### WORK TO DO
Using the data below, copy every line that contains the word "sich".

### STORED RECORDS
━━━
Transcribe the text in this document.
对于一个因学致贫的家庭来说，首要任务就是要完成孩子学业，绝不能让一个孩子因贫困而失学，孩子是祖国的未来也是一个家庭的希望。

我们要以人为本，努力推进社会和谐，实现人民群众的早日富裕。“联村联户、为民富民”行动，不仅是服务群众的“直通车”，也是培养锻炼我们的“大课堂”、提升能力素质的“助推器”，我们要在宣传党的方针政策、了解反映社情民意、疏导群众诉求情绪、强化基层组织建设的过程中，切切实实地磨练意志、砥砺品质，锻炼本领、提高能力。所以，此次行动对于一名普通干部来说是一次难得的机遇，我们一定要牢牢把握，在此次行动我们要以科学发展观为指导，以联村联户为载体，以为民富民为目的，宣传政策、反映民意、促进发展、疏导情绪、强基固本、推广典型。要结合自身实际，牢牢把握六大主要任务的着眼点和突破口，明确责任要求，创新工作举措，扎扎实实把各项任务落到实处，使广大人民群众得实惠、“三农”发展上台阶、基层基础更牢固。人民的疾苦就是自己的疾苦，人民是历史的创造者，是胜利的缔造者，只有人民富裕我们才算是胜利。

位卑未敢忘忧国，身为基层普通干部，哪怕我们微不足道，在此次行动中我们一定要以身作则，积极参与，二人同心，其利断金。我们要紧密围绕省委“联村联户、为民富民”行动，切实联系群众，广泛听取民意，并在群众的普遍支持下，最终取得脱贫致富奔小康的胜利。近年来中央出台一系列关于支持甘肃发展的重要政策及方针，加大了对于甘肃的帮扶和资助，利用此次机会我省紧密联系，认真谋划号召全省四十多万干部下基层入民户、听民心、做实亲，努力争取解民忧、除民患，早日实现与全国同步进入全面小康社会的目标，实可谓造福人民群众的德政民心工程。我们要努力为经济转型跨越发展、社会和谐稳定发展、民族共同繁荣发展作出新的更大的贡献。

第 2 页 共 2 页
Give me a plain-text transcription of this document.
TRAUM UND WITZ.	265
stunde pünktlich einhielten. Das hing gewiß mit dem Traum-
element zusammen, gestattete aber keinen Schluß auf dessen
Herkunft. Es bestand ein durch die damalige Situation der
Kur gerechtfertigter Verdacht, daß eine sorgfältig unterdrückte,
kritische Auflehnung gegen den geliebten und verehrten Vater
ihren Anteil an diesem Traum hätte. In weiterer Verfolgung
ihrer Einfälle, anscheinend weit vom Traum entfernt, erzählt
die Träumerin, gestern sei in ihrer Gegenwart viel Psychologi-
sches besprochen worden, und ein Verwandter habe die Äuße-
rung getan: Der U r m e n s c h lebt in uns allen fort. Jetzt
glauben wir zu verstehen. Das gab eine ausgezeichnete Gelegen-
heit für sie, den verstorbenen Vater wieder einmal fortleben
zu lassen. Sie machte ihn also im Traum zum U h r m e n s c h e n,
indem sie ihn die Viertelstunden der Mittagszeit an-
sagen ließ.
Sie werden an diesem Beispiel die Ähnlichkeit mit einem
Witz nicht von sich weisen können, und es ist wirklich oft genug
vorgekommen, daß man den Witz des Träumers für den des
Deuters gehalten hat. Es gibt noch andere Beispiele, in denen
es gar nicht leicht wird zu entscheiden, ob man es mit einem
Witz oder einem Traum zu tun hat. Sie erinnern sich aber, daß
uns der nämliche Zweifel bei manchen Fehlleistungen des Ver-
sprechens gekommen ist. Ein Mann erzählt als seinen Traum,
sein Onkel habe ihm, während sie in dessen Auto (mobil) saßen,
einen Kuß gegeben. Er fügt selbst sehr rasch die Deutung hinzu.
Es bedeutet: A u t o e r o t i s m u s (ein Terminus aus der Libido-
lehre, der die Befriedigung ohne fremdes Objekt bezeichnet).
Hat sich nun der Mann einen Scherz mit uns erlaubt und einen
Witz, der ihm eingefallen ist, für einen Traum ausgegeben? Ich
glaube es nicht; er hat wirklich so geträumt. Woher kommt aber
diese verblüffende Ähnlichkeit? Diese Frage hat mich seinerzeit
━━━
### ANSWER BELOW
Witz nicht von sich weisen können, und es ist wirklich oft genug
Witz oder einem Traum zu tun hat. Sie erinnern sich aber, daß
Hat sich nun der Mann einen Scherz mit uns erlaubt und einen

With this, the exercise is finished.